--- Start DATASET EXTRACT ---

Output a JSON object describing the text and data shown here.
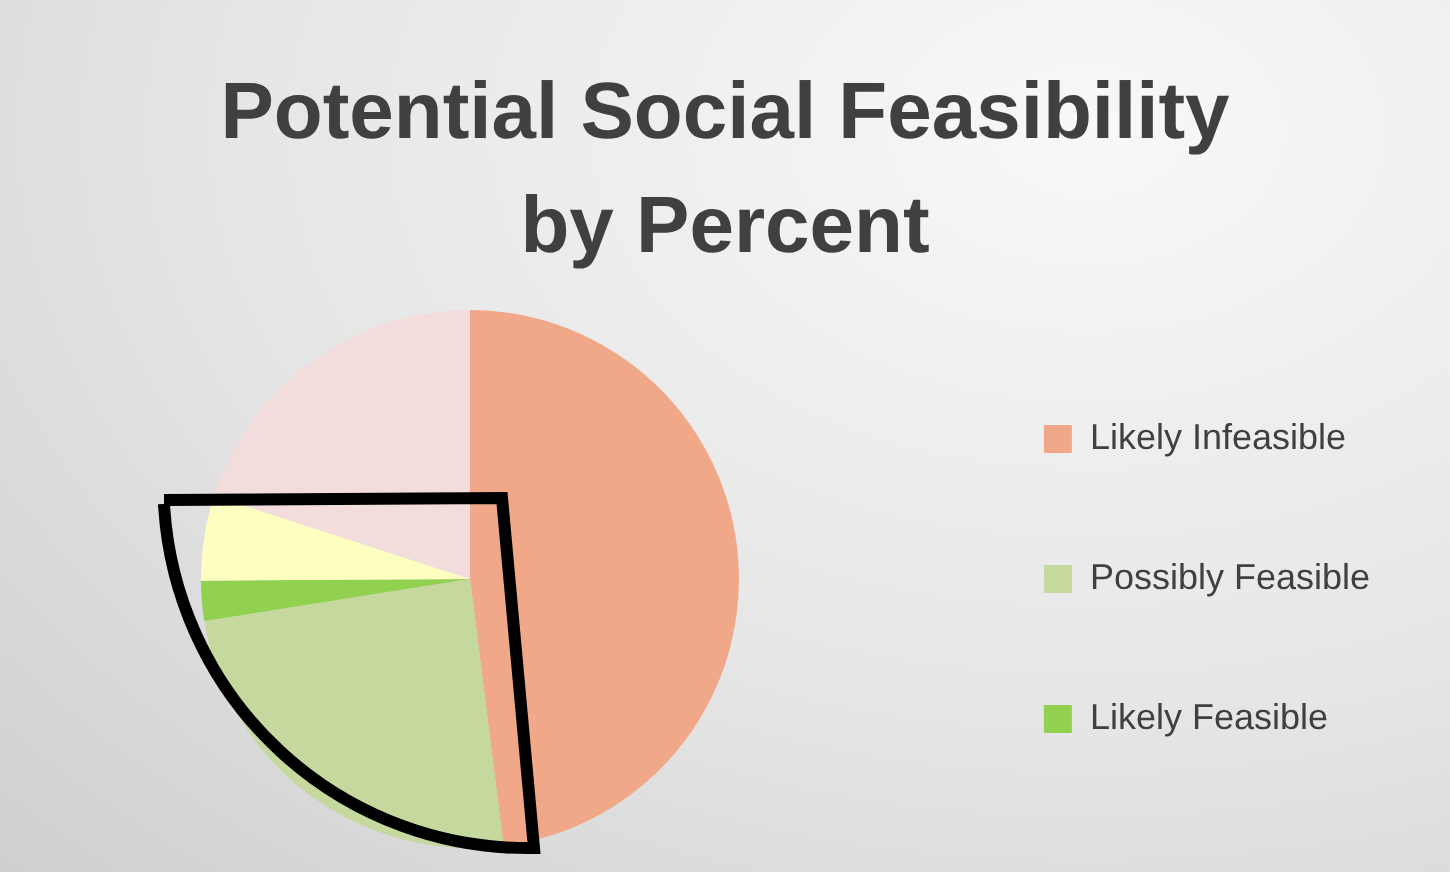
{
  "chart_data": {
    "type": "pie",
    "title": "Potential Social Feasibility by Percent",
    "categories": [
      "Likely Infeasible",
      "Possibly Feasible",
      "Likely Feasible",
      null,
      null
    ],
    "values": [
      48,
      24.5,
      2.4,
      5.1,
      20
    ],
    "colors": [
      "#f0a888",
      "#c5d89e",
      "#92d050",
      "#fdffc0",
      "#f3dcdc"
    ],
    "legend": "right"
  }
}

--- End DATASET EXTRACT ---

● **EXERCISE AIM**
Return only the count of lines in the records that hold the word "Likely".

● **RESULT**
2